Instructions for the task – Reproduce the material word for word; the images stay out.
-- -- --
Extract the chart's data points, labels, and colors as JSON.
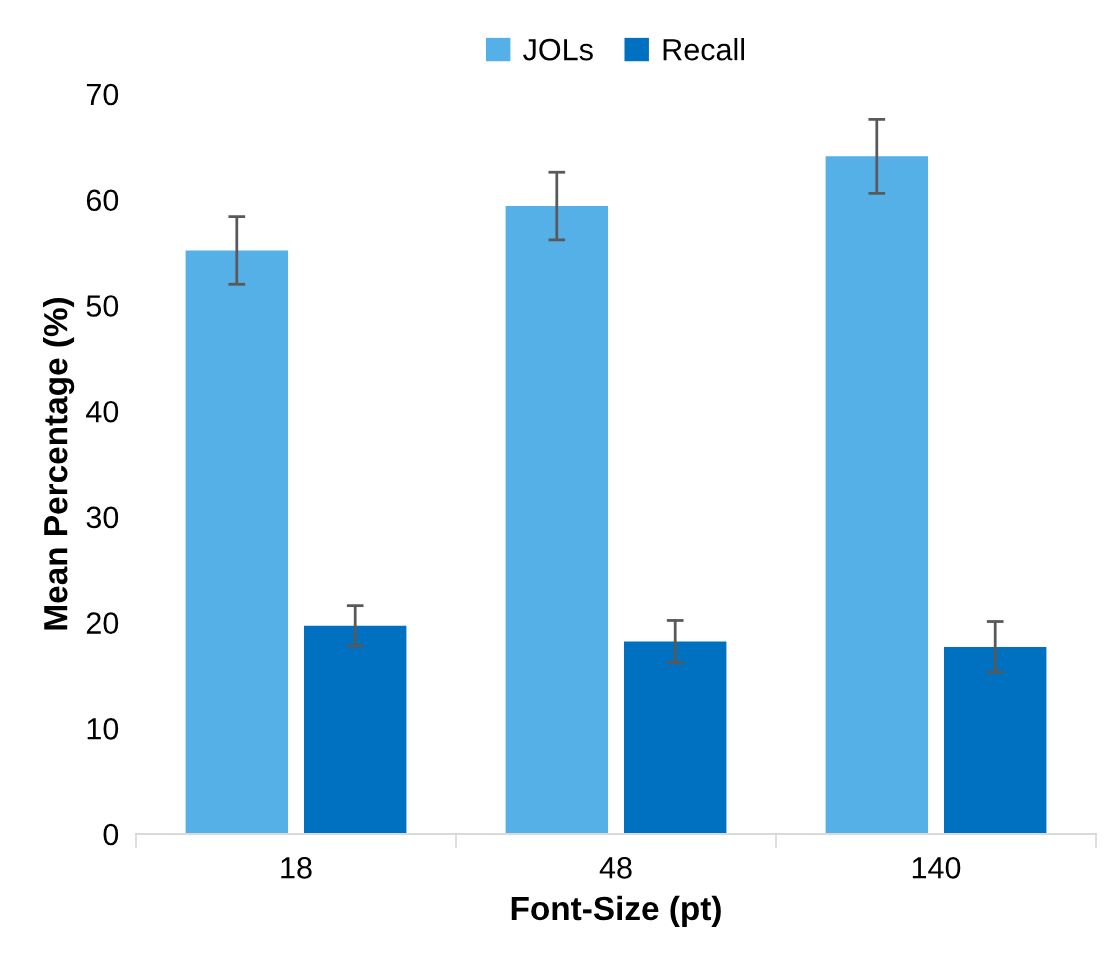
{
  "chart_data": {
    "type": "bar",
    "xlabel": "Font-Size (pt)",
    "ylabel": "Mean Percentage (%)",
    "categories": [
      "18",
      "48",
      "140"
    ],
    "series": [
      {
        "name": "JOLs",
        "color": "#56b0e8",
        "values": [
          55.2,
          59.4,
          64.1
        ],
        "errors": [
          3.2,
          3.2,
          3.5
        ]
      },
      {
        "name": "Recall",
        "color": "#0070c0",
        "values": [
          19.7,
          18.2,
          17.7
        ],
        "errors": [
          1.9,
          2.0,
          2.4
        ]
      }
    ],
    "ylim": [
      0,
      70
    ],
    "yticks": [
      0,
      10,
      20,
      30,
      40,
      50,
      60,
      70
    ],
    "grid": false,
    "legend": "top"
  }
}
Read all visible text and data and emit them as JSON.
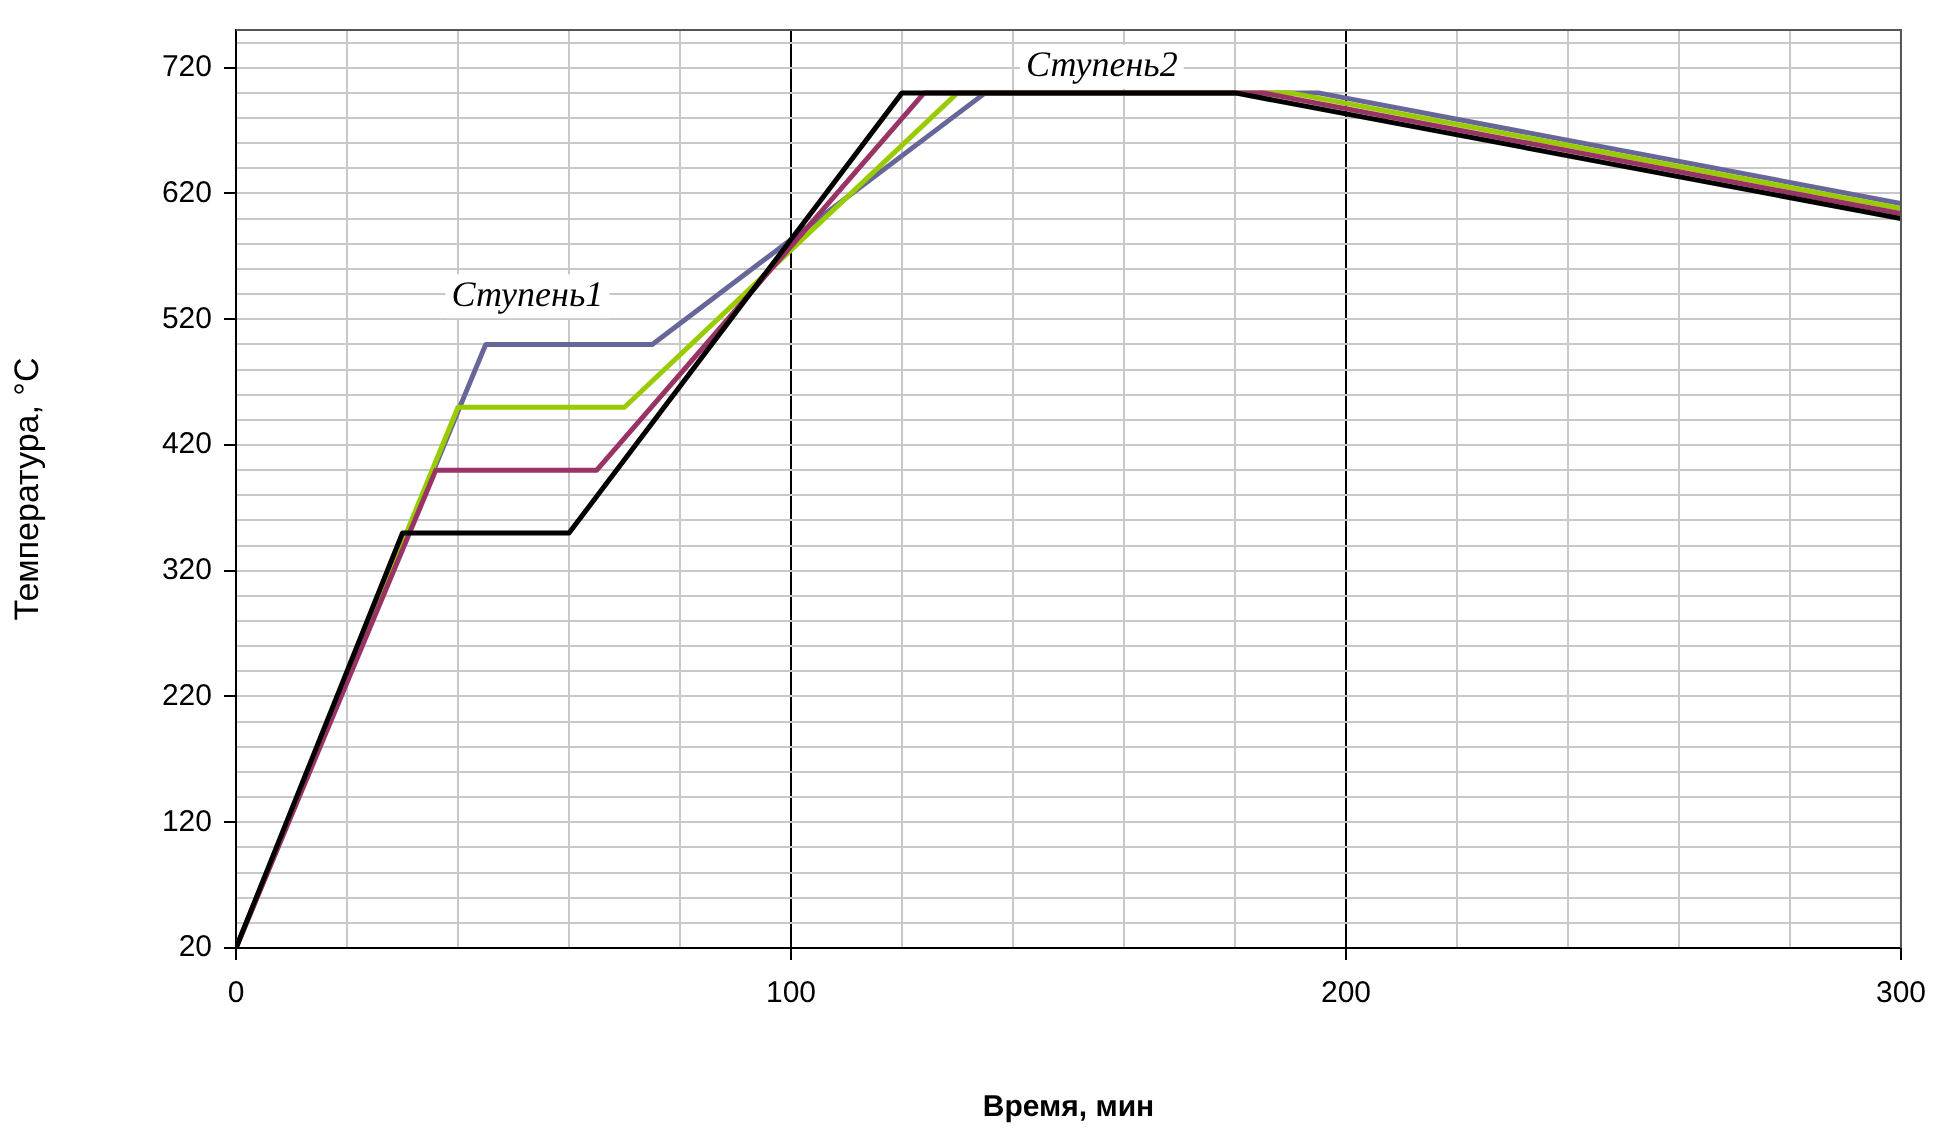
{
  "chart_data": {
    "type": "line",
    "xlabel": "Время, мин",
    "ylabel": "Температура, °С",
    "xlim": [
      0,
      300
    ],
    "ylim": [
      20,
      750
    ],
    "xticks": [
      0,
      {
        "value": 20,
        "label": null
      },
      {
        "value": 40,
        "label": null
      },
      {
        "value": 60,
        "label": null
      },
      {
        "value": 80,
        "label": null
      },
      100,
      {
        "value": 120,
        "label": null
      },
      {
        "value": 140,
        "label": null
      },
      {
        "value": 160,
        "label": null
      },
      {
        "value": 180,
        "label": null
      },
      200,
      {
        "value": 220,
        "label": null
      },
      {
        "value": 240,
        "label": null
      },
      {
        "value": 260,
        "label": null
      },
      {
        "value": 280,
        "label": null
      },
      300
    ],
    "yticks": [
      20,
      {
        "value": 40,
        "label": null
      },
      {
        "value": 60,
        "label": null
      },
      {
        "value": 80,
        "label": null
      },
      {
        "value": 100,
        "label": null
      },
      120,
      {
        "value": 140,
        "label": null
      },
      {
        "value": 160,
        "label": null
      },
      {
        "value": 180,
        "label": null
      },
      {
        "value": 200,
        "label": null
      },
      220,
      {
        "value": 240,
        "label": null
      },
      {
        "value": 260,
        "label": null
      },
      {
        "value": 280,
        "label": null
      },
      {
        "value": 300,
        "label": null
      },
      320,
      {
        "value": 340,
        "label": null
      },
      {
        "value": 360,
        "label": null
      },
      {
        "value": 380,
        "label": null
      },
      {
        "value": 400,
        "label": null
      },
      420,
      {
        "value": 440,
        "label": null
      },
      {
        "value": 460,
        "label": null
      },
      {
        "value": 480,
        "label": null
      },
      {
        "value": 500,
        "label": null
      },
      520,
      {
        "value": 540,
        "label": null
      },
      {
        "value": 560,
        "label": null
      },
      {
        "value": 580,
        "label": null
      },
      {
        "value": 600,
        "label": null
      },
      620,
      {
        "value": 640,
        "label": null
      },
      {
        "value": 660,
        "label": null
      },
      {
        "value": 680,
        "label": null
      },
      {
        "value": 700,
        "label": null
      },
      720,
      {
        "value": 740,
        "label": null
      }
    ],
    "grid": true,
    "legend": false,
    "marker": "none",
    "line_style": "solid",
    "series": [
      {
        "color": "#000000",
        "x": [
          0,
          30,
          60,
          120,
          180,
          300
        ],
        "values": [
          20,
          350,
          350,
          700,
          700,
          600
        ]
      },
      {
        "color": "#993366",
        "x": [
          0,
          36,
          65,
          124,
          185,
          300
        ],
        "values": [
          20,
          400,
          400,
          700,
          700,
          604
        ]
      },
      {
        "color": "#99cc00",
        "x": [
          0,
          40,
          70,
          130,
          190,
          300
        ],
        "values": [
          20,
          450,
          450,
          700,
          700,
          608
        ]
      },
      {
        "color": "#666699",
        "x": [
          0,
          45,
          75,
          135,
          195,
          300
        ],
        "values": [
          20,
          500,
          500,
          700,
          700,
          612
        ]
      }
    ],
    "annotations": [
      "Ступень1",
      "Ступень2"
    ]
  }
}
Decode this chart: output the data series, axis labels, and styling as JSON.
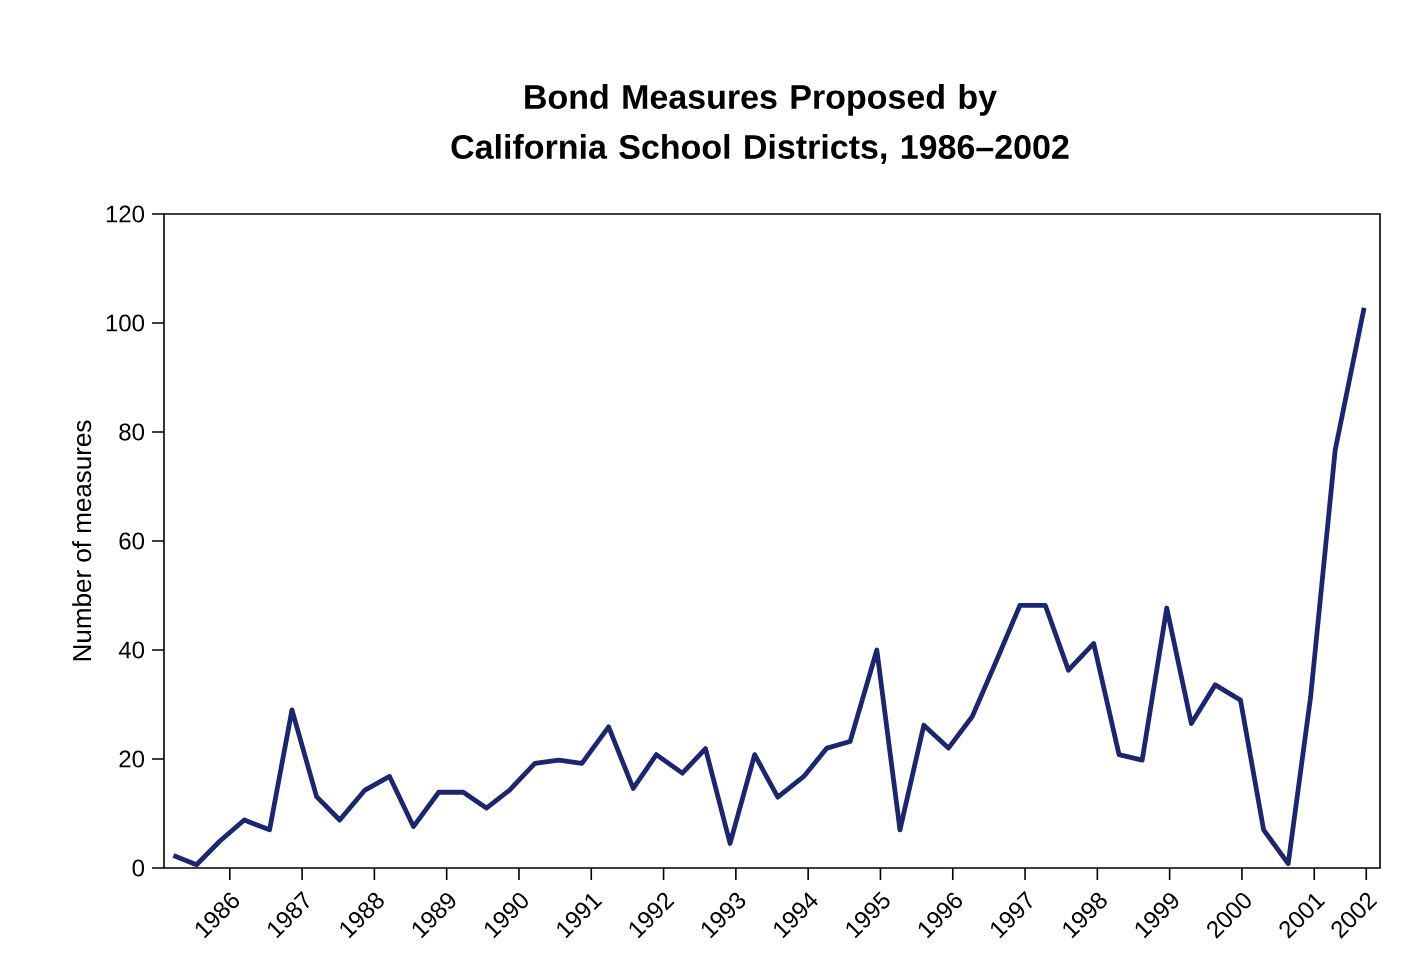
{
  "chart_data": {
    "type": "line",
    "title": "Bond Measures Proposed by California School Districts, 1986–2002",
    "ylabel": "Number of measures",
    "x": [
      1985.22,
      1985.54,
      1985.86,
      1986.2,
      1986.55,
      1986.86,
      1987.2,
      1987.52,
      1987.87,
      1988.21,
      1988.54,
      1988.89,
      1989.23,
      1989.55,
      1989.87,
      1990.22,
      1990.55,
      1990.87,
      1991.24,
      1991.58,
      1991.9,
      1992.26,
      1992.58,
      1992.92,
      1993.26,
      1993.58,
      1993.94,
      1994.26,
      1994.58,
      1994.95,
      1995.27,
      1995.6,
      1995.94,
      1996.27,
      1996.61,
      1996.93,
      1997.28,
      1997.6,
      1997.95,
      1998.3,
      1998.62,
      1998.96,
      1999.3,
      1999.63,
      1999.98,
      2000.3,
      2000.64,
      2000.95,
      2001.29,
      2001.69
    ],
    "values": [
      2.3,
      0.6,
      4.9,
      8.8,
      7,
      29,
      13.1,
      8.8,
      14.3,
      16.8,
      7.6,
      13.9,
      13.9,
      11,
      14.3,
      19.2,
      19.8,
      19.2,
      25.9,
      14.6,
      20.8,
      17.4,
      21.9,
      4.5,
      20.8,
      13,
      16.8,
      22,
      23.2,
      40,
      7,
      26.2,
      22,
      27.8,
      38.2,
      48.2,
      48.2,
      36.3,
      41.2,
      20.8,
      19.8,
      47.7,
      26.5,
      33.6,
      30.8,
      7,
      0.8,
      31.4,
      76.7,
      102.8
    ],
    "color": "#1b2670",
    "xlim": [
      1985.09,
      2001.91
    ],
    "ylim": [
      0,
      120
    ],
    "xticks": [
      1986,
      1987,
      1988,
      1989,
      1990,
      1991,
      1992,
      1993,
      1994,
      1995,
      1996,
      1997,
      1998,
      1999,
      2000,
      2001,
      {
        "value": 2001.72,
        "label": "2002"
      }
    ],
    "yticks": [
      0,
      20,
      40,
      60,
      80,
      100,
      120
    ],
    "marker": "none",
    "line_style": "solid"
  }
}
-- -- --
Output for this task –
Extract the chart's data points, labels, and colors as JSON.
{
  "chart_data": {
    "type": "bar",
    "xlabel": "Font-Size (pt)",
    "ylabel": "Mean Percentage (%)",
    "categories": [
      "18",
      "48",
      "140"
    ],
    "series": [
      {
        "name": "JOLs",
        "color": "#56b0e8",
        "values": [
          55.2,
          59.4,
          64.1
        ],
        "errors": [
          3.2,
          3.2,
          3.5
        ]
      },
      {
        "name": "Recall",
        "color": "#0070c0",
        "values": [
          19.7,
          18.2,
          17.7
        ],
        "errors": [
          1.9,
          2.0,
          2.4
        ]
      }
    ],
    "ylim": [
      0,
      70
    ],
    "yticks": [
      0,
      10,
      20,
      30,
      40,
      50,
      60,
      70
    ],
    "grid": false,
    "legend": "top"
  }
}
Read all visible text and data and emit them as JSON.
{
  "chart_data": {
    "type": "line",
    "xlabel": "Время, мин",
    "ylabel": "Температура, °С",
    "xlim": [
      0,
      300
    ],
    "ylim": [
      20,
      750
    ],
    "xticks": [
      0,
      {
        "value": 20,
        "label": null
      },
      {
        "value": 40,
        "label": null
      },
      {
        "value": 60,
        "label": null
      },
      {
        "value": 80,
        "label": null
      },
      100,
      {
        "value": 120,
        "label": null
      },
      {
        "value": 140,
        "label": null
      },
      {
        "value": 160,
        "label": null
      },
      {
        "value": 180,
        "label": null
      },
      200,
      {
        "value": 220,
        "label": null
      },
      {
        "value": 240,
        "label": null
      },
      {
        "value": 260,
        "label": null
      },
      {
        "value": 280,
        "label": null
      },
      300
    ],
    "yticks": [
      20,
      {
        "value": 40,
        "label": null
      },
      {
        "value": 60,
        "label": null
      },
      {
        "value": 80,
        "label": null
      },
      {
        "value": 100,
        "label": null
      },
      120,
      {
        "value": 140,
        "label": null
      },
      {
        "value": 160,
        "label": null
      },
      {
        "value": 180,
        "label": null
      },
      {
        "value": 200,
        "label": null
      },
      220,
      {
        "value": 240,
        "label": null
      },
      {
        "value": 260,
        "label": null
      },
      {
        "value": 280,
        "label": null
      },
      {
        "value": 300,
        "label": null
      },
      320,
      {
        "value": 340,
        "label": null
      },
      {
        "value": 360,
        "label": null
      },
      {
        "value": 380,
        "label": null
      },
      {
        "value": 400,
        "label": null
      },
      420,
      {
        "value": 440,
        "label": null
      },
      {
        "value": 460,
        "label": null
      },
      {
        "value": 480,
        "label": null
      },
      {
        "value": 500,
        "label": null
      },
      520,
      {
        "value": 540,
        "label": null
      },
      {
        "value": 560,
        "label": null
      },
      {
        "value": 580,
        "label": null
      },
      {
        "value": 600,
        "label": null
      },
      620,
      {
        "value": 640,
        "label": null
      },
      {
        "value": 660,
        "label": null
      },
      {
        "value": 680,
        "label": null
      },
      {
        "value": 700,
        "label": null
      },
      720,
      {
        "value": 740,
        "label": null
      }
    ],
    "grid": true,
    "legend": false,
    "marker": "none",
    "line_style": "solid",
    "series": [
      {
        "color": "#000000",
        "x": [
          0,
          30,
          60,
          120,
          180,
          300
        ],
        "values": [
          20,
          350,
          350,
          700,
          700,
          600
        ]
      },
      {
        "color": "#993366",
        "x": [
          0,
          36,
          65,
          124,
          185,
          300
        ],
        "values": [
          20,
          400,
          400,
          700,
          700,
          604
        ]
      },
      {
        "color": "#99cc00",
        "x": [
          0,
          40,
          70,
          130,
          190,
          300
        ],
        "values": [
          20,
          450,
          450,
          700,
          700,
          608
        ]
      },
      {
        "color": "#666699",
        "x": [
          0,
          45,
          75,
          135,
          195,
          300
        ],
        "values": [
          20,
          500,
          500,
          700,
          700,
          612
        ]
      }
    ],
    "annotations": [
      "Ступень1",
      "Ступень2"
    ]
  }
}
Decode this chart: output the data series, axis labels, and styling as JSON.
{
  "chart_data": {
    "type": "line",
    "title": "Bond Measures Proposed by California School Districts, 1986–2002",
    "ylabel": "Number of measures",
    "x": [
      1985.22,
      1985.54,
      1985.86,
      1986.2,
      1986.55,
      1986.86,
      1987.2,
      1987.52,
      1987.87,
      1988.21,
      1988.54,
      1988.89,
      1989.23,
      1989.55,
      1989.87,
      1990.22,
      1990.55,
      1990.87,
      1991.24,
      1991.58,
      1991.9,
      1992.26,
      1992.58,
      1992.92,
      1993.26,
      1993.58,
      1993.94,
      1994.26,
      1994.58,
      1994.95,
      1995.27,
      1995.6,
      1995.94,
      1996.27,
      1996.61,
      1996.93,
      1997.28,
      1997.6,
      1997.95,
      1998.3,
      1998.62,
      1998.96,
      1999.3,
      1999.63,
      1999.98,
      2000.3,
      2000.64,
      2000.95,
      2001.29,
      2001.69
    ],
    "values": [
      2.3,
      0.6,
      4.9,
      8.8,
      7,
      29,
      13.1,
      8.8,
      14.3,
      16.8,
      7.6,
      13.9,
      13.9,
      11,
      14.3,
      19.2,
      19.8,
      19.2,
      25.9,
      14.6,
      20.8,
      17.4,
      21.9,
      4.5,
      20.8,
      13,
      16.8,
      22,
      23.2,
      40,
      7,
      26.2,
      22,
      27.8,
      38.2,
      48.2,
      48.2,
      36.3,
      41.2,
      20.8,
      19.8,
      47.7,
      26.5,
      33.6,
      30.8,
      7,
      0.8,
      31.4,
      76.7,
      102.8
    ],
    "color": "#1b2670",
    "xlim": [
      1985.09,
      2001.91
    ],
    "ylim": [
      0,
      120
    ],
    "xticks": [
      1986,
      1987,
      1988,
      1989,
      1990,
      1991,
      1992,
      1993,
      1994,
      1995,
      1996,
      1997,
      1998,
      1999,
      2000,
      2001,
      {
        "value": 2001.72,
        "label": "2002"
      }
    ],
    "yticks": [
      0,
      20,
      40,
      60,
      80,
      100,
      120
    ],
    "marker": "none",
    "line_style": "solid"
  }
}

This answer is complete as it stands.